─── Supplied information ───

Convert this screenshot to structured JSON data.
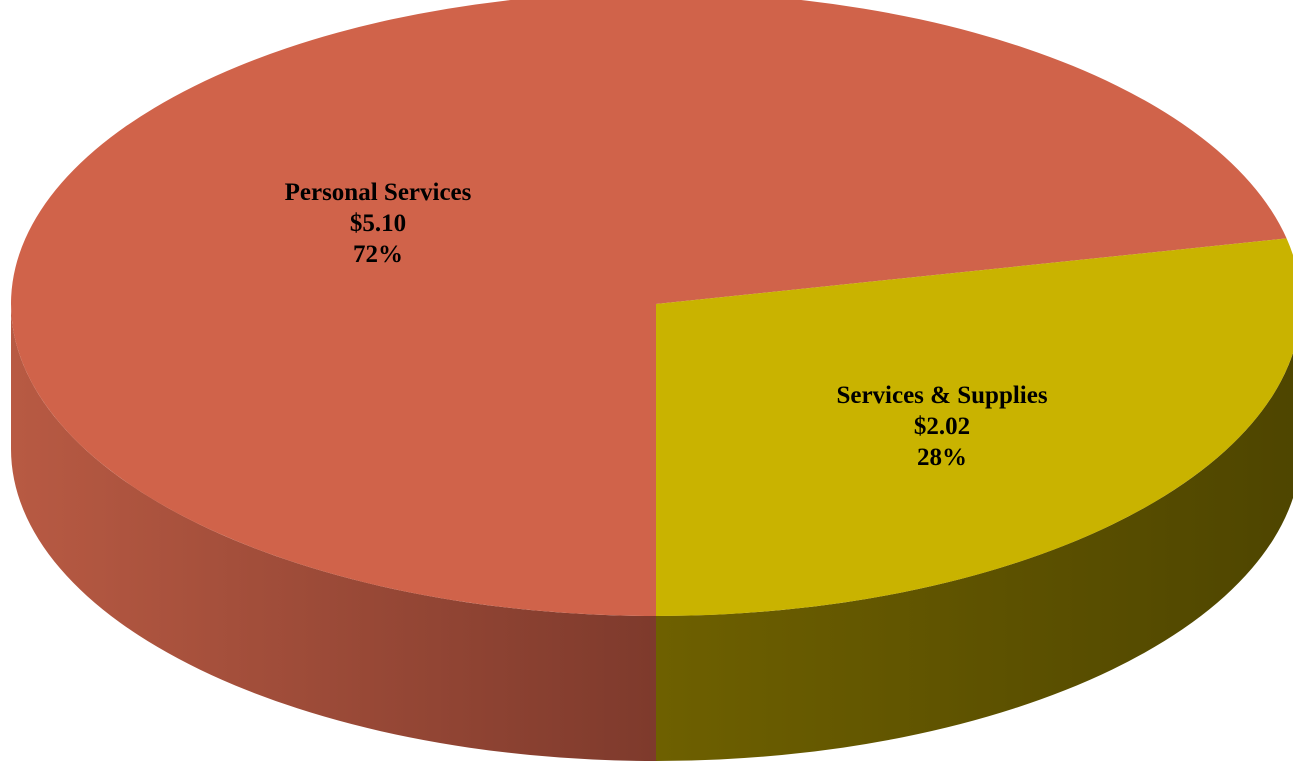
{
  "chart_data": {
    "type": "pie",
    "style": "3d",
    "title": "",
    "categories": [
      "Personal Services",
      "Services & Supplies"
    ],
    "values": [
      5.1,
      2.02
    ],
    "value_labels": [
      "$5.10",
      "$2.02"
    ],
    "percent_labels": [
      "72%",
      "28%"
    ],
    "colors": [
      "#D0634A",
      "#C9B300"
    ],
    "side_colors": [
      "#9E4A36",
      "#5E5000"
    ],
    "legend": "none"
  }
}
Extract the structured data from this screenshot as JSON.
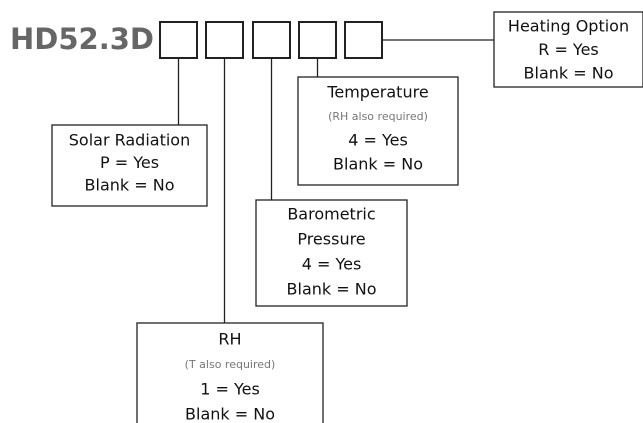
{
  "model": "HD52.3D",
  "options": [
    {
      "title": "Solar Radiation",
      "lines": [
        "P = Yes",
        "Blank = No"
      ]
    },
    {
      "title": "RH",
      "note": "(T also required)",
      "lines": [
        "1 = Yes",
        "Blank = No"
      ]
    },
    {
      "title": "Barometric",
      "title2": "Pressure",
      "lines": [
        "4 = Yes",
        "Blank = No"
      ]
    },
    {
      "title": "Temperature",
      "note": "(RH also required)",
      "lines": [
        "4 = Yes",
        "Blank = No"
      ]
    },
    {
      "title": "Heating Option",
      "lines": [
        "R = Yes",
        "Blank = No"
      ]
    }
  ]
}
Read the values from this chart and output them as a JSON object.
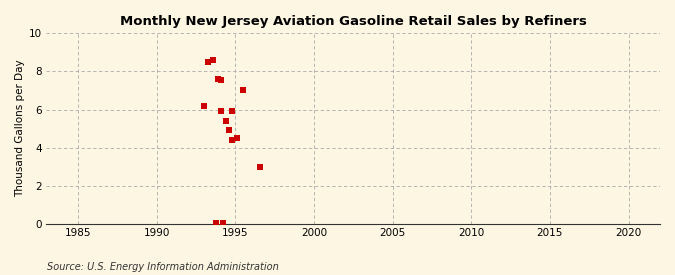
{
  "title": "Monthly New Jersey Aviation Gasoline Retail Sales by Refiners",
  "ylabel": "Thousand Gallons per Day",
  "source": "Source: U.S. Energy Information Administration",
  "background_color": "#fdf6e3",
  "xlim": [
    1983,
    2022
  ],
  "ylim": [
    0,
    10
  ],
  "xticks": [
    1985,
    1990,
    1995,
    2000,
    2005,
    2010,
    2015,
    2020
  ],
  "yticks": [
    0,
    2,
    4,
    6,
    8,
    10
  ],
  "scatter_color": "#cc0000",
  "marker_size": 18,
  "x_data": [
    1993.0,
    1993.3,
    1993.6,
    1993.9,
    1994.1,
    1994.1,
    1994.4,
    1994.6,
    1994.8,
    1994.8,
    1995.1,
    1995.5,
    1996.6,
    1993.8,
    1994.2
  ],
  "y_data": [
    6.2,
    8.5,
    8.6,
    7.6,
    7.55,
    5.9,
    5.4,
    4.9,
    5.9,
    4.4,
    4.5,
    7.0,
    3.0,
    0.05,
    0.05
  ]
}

───
─── Supplied information ───

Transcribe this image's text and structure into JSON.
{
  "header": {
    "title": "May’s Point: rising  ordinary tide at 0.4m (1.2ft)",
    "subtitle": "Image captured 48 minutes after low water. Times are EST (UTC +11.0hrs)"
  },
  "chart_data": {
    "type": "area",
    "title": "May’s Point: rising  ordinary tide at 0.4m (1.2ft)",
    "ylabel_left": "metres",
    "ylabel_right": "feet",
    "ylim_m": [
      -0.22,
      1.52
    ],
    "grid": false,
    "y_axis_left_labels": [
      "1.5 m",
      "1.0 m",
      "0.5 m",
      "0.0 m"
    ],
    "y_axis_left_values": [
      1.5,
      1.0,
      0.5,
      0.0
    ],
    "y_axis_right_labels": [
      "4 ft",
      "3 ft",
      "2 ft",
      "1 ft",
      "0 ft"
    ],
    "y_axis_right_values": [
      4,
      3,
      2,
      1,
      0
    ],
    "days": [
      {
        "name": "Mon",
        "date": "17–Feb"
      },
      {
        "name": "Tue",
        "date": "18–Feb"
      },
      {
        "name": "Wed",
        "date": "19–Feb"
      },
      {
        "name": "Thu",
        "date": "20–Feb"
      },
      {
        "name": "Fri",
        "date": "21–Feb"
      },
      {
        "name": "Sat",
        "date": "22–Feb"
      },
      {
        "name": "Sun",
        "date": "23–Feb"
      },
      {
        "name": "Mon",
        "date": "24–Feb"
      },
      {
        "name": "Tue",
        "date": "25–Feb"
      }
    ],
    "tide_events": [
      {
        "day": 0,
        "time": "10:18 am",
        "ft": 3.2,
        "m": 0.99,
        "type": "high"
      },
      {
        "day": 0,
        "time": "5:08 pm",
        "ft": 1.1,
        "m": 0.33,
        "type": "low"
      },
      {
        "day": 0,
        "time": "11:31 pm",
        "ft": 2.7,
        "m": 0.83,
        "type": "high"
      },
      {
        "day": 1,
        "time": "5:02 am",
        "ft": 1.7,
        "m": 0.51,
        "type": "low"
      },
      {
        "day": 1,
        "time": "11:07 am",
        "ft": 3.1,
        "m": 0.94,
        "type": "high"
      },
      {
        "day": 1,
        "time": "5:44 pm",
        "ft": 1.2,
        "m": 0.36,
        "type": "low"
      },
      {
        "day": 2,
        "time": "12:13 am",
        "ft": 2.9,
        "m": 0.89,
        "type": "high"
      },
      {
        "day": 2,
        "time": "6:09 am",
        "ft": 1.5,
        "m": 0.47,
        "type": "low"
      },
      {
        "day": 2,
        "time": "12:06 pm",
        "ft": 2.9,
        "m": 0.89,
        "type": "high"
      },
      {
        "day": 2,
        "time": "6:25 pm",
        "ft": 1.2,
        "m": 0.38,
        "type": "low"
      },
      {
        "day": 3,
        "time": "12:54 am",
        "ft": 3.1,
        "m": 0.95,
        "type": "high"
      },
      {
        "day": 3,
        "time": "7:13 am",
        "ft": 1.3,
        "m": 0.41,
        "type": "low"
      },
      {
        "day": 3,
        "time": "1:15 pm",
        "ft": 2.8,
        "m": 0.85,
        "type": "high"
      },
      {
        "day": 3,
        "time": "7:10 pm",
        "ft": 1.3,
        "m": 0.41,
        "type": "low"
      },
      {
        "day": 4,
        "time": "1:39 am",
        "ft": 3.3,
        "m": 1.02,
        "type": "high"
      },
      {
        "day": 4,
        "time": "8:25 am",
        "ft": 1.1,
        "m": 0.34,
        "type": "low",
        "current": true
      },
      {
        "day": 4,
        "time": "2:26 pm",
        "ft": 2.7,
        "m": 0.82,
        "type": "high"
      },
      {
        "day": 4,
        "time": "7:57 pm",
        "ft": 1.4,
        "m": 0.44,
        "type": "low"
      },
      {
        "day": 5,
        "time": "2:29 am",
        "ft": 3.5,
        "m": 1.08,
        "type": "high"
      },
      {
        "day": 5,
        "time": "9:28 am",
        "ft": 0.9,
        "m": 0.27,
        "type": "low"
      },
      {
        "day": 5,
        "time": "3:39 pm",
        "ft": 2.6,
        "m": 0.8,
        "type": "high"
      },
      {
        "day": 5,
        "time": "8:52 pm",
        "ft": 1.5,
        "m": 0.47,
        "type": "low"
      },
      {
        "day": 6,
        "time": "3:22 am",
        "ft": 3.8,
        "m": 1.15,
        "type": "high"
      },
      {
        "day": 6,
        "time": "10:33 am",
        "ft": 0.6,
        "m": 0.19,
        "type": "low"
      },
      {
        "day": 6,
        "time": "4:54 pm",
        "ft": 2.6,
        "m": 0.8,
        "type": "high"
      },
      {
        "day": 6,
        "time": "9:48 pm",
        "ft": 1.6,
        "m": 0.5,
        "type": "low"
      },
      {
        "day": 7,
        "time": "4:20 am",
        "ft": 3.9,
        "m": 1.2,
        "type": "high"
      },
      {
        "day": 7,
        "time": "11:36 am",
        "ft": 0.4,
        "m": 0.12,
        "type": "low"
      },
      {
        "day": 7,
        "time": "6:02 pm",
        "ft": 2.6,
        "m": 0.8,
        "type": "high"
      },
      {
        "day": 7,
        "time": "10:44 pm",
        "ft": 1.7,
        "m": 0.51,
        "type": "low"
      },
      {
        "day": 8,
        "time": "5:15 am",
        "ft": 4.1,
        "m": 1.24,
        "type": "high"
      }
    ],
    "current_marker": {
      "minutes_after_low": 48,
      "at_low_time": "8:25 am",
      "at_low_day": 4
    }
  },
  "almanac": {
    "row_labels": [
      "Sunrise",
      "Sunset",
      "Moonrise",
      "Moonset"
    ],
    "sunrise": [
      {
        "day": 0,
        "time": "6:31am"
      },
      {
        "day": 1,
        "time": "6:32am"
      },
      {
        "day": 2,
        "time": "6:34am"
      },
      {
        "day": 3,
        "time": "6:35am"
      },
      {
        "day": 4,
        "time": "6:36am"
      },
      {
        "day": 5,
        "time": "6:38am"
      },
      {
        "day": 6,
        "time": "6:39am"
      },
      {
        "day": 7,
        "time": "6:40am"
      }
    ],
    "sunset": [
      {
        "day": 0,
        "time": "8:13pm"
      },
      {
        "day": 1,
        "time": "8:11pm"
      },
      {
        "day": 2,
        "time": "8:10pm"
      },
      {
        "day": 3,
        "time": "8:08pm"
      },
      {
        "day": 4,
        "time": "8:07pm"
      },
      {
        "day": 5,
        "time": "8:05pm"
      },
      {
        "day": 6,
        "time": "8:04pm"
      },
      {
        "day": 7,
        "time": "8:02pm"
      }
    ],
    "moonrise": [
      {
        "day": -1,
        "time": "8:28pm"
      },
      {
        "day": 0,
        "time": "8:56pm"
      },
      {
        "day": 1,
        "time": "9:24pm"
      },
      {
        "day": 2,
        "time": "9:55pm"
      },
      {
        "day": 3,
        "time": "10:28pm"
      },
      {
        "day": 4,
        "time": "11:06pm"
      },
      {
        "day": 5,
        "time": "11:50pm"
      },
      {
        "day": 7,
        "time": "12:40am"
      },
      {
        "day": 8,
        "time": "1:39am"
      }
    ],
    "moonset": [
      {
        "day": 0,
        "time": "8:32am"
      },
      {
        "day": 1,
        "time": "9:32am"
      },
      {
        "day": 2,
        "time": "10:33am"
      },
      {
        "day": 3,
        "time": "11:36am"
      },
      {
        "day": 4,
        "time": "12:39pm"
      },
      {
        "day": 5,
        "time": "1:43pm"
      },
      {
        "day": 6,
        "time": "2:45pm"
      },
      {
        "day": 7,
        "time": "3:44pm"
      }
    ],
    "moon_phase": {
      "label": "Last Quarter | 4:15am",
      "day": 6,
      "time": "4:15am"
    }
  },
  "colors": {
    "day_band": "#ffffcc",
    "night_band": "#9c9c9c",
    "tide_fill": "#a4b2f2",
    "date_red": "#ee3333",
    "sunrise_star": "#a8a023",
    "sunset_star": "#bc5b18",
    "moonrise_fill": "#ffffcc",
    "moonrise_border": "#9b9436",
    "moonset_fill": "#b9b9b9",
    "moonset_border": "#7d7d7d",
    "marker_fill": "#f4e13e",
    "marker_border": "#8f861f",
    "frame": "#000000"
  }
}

───
─── Supplied information ───

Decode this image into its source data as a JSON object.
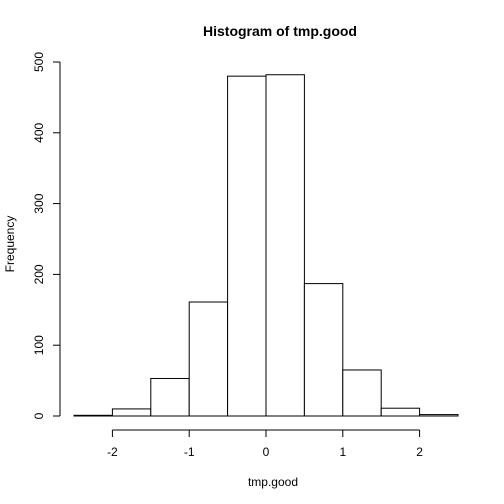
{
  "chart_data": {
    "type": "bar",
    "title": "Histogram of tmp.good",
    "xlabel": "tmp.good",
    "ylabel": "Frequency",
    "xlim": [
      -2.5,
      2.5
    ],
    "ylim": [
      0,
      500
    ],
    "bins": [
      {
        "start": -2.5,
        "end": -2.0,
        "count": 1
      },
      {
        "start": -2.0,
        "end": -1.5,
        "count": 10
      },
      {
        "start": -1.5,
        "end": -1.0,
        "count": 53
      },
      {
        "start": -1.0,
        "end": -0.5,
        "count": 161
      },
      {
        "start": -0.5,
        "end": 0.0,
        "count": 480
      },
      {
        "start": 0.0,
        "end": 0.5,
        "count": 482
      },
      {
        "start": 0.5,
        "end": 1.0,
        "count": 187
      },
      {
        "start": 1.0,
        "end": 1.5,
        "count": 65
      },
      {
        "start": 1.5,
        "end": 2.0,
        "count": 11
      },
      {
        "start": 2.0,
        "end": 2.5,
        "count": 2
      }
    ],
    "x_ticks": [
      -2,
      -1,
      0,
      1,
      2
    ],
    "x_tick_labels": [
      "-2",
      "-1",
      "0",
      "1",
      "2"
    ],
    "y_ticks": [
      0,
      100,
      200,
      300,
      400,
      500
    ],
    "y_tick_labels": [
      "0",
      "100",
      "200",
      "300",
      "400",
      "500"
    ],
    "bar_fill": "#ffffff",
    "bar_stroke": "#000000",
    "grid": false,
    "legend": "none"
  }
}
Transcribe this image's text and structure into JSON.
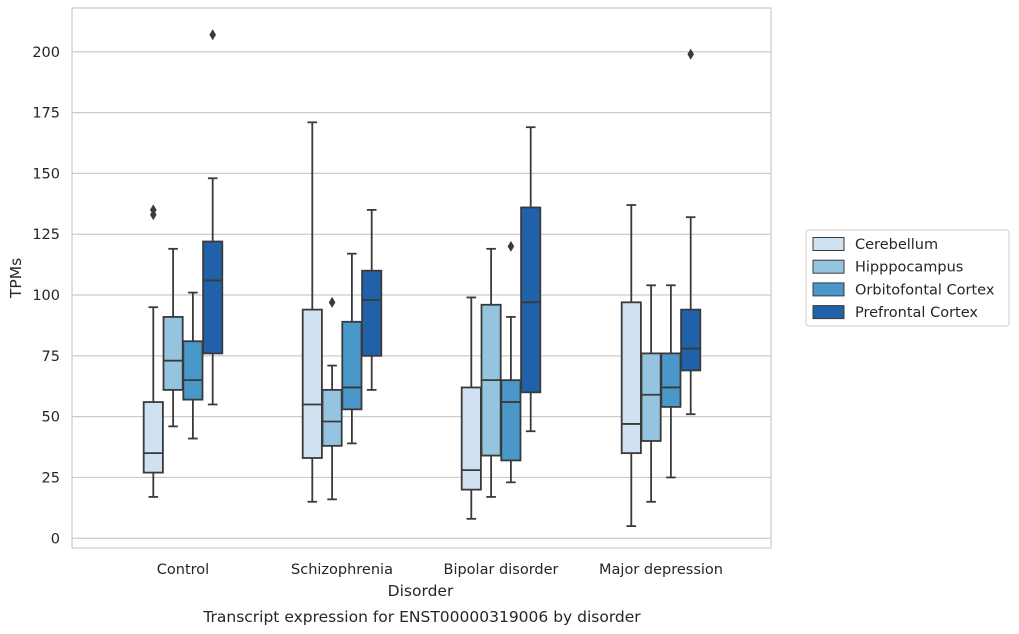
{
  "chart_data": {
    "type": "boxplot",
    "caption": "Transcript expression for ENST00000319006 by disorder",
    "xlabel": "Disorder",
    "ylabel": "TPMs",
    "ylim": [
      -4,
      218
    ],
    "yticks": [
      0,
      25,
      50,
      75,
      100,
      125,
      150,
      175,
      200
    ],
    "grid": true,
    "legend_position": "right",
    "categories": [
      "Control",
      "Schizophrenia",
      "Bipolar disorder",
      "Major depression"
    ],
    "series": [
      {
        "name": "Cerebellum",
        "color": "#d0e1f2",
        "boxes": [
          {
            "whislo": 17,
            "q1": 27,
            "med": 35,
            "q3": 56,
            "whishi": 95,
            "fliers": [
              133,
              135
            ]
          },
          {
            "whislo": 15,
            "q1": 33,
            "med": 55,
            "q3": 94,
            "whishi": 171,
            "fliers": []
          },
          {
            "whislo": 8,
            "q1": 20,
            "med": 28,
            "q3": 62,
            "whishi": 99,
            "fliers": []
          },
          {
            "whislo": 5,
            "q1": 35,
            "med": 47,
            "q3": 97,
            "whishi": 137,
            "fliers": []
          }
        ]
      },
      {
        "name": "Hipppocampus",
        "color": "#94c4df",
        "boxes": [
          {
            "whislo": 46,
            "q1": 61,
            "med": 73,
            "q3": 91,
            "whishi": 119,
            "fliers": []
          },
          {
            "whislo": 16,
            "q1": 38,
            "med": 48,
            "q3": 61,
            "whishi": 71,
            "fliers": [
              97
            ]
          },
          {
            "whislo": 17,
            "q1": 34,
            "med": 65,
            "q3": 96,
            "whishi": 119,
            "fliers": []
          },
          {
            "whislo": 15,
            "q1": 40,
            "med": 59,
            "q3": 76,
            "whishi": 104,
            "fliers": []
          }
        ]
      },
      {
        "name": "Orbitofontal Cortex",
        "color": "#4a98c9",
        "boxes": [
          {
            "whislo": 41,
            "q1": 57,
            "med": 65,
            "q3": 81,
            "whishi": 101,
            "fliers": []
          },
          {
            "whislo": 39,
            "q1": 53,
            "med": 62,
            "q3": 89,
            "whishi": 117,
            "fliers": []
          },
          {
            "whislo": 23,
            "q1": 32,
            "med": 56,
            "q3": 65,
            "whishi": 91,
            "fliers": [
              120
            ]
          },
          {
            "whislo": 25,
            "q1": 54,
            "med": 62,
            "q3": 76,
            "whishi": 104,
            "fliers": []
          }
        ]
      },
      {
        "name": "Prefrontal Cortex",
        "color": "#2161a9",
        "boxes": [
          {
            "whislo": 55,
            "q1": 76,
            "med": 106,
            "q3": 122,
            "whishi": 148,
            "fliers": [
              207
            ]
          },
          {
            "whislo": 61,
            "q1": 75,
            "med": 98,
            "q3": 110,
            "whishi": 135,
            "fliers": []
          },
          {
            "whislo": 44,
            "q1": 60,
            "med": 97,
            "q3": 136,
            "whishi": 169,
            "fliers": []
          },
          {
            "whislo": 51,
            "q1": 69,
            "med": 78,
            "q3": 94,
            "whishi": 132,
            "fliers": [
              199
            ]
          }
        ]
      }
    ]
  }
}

───

§ **Task to carry out**:
Where a line in the entries holds the word "Cortex", copy that line.

§ **Response**:
        "name": "Orbitofontal Cortex",
        "name": "Prefrontal Cortex",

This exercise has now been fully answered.